** Begin Selected extract **

2. Going Concern Uncertainty

Since inception, the Company has incurred cumulative operating losses and negative cash flows from operations and expects that this will continue for the foreseeable future. As of September 30, 2023, the Company has $17.8 million in cash and cash equivalents, and restricted cash, a significant portion of which is required to fund its current liabilities and other contractual obligations.

The Company’s ability to continue as a going concern is dependent upon its ability to raise additional capital and there can be no assurance that such capital will be available in sufficient amounts or on terms acceptable to the Company. This raises substantial doubt about the Company’s ability to continue as a going concern within one year after the date that the accompanying condensed consolidated financial statements are issued. The accompanying condensed consolidated financial statements have been prepared on a going concern basis, which contemplates the realization of assets and the satisfaction of liabilities in the normal course of business and do not include any adjustments that might result from the outcome of this uncertainty.

** End Selected extract **
** Begin Supplied data **

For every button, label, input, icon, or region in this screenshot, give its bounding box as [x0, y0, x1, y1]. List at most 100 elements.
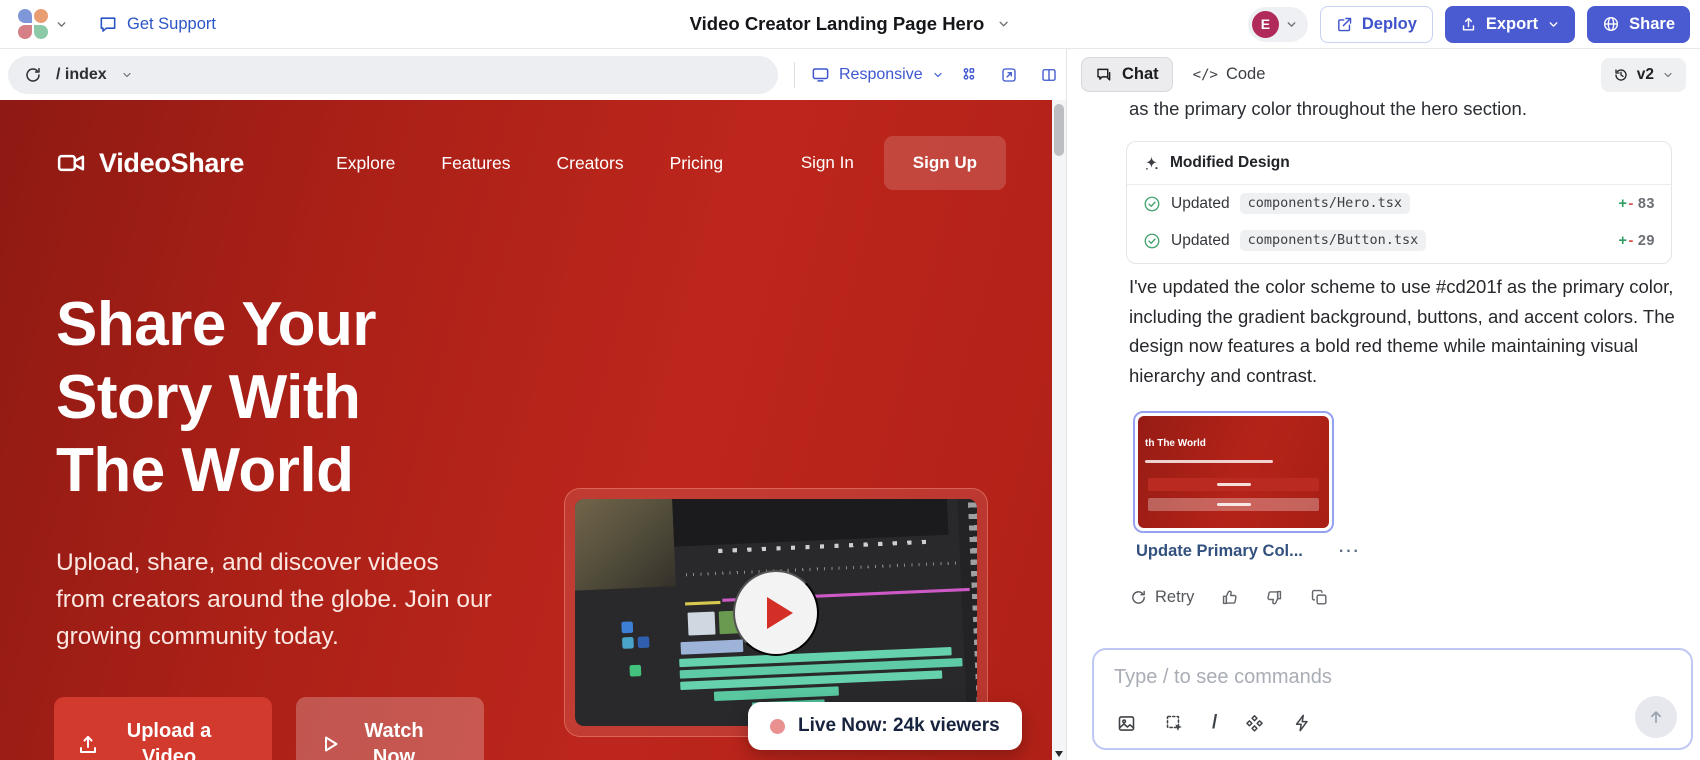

** End Supplied data **

▸ **Instructions**
**A)** According to the going concern note, how much cash and cash equivalents, and restricted cash, did the Company have as of September 30, 2023?
**B)** In the going concern note, copy the passage starting at "Since inception, the" and ending at "other contractual obligations.".

▸ **List of solutions**
**A)** $17.8 million

**B)**
Since inception, the Company has incurred cumulative operating losses and negative cash flows from operations and expects that this will continue for the foreseeable future. As of September 30, 2023, the Company has $17.8 million in cash and cash equivalents, and restricted cash, a significant portion of which is required to fund its current liabilities and other contractual obligations.